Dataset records
>>>>
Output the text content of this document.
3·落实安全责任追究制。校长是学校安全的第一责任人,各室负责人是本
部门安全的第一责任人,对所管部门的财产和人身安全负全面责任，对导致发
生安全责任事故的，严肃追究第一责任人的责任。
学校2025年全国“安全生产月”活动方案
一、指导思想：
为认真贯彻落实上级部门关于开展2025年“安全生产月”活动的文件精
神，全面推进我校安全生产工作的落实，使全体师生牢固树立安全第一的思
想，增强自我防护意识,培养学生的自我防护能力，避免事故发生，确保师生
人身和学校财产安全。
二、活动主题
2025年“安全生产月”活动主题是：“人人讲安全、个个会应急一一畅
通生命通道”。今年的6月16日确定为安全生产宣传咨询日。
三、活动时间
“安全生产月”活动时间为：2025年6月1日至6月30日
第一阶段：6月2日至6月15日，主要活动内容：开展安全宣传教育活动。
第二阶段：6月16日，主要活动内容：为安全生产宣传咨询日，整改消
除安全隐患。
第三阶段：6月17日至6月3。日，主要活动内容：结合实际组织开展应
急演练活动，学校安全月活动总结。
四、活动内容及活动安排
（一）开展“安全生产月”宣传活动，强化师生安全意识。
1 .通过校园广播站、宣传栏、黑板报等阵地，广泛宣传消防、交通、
<<<<
Please reproduce all of the entries exactly as they stand.

▶ **FULL ANSWER**
Output the text content of this document.
3·落实安全责任追究制。校长是学校安全的第一责任人,各室负责人是本
部门安全的第一责任人,对所管部门的财产和人身安全负全面责任，对导致发
生安全责任事故的，严肃追究第一责任人的责任。
学校2025年全国“安全生产月”活动方案
一、指导思想：
为认真贯彻落实上级部门关于开展2025年“安全生产月”活动的文件精
神，全面推进我校安全生产工作的落实，使全体师生牢固树立安全第一的思
想，增强自我防护意识,培养学生的自我防护能力，避免事故发生，确保师生
人身和学校财产安全。
二、活动主题
2025年“安全生产月”活动主题是：“人人讲安全、个个会应急一一畅
通生命通道”。今年的6月16日确定为安全生产宣传咨询日。
三、活动时间
“安全生产月”活动时间为：2025年6月1日至6月30日
第一阶段：6月2日至6月15日，主要活动内容：开展安全宣传教育活动。
第二阶段：6月16日，主要活动内容：为安全生产宣传咨询日，整改消
除安全隐患。
第三阶段：6月17日至6月3。日，主要活动内容：结合实际组织开展应
急演练活动，学校安全月活动总结。
四、活动内容及活动安排
（一）开展“安全生产月”宣传活动，强化师生安全意识。
1 .通过校园广播站、宣传栏、黑板报等阵地，广泛宣传消防、交通、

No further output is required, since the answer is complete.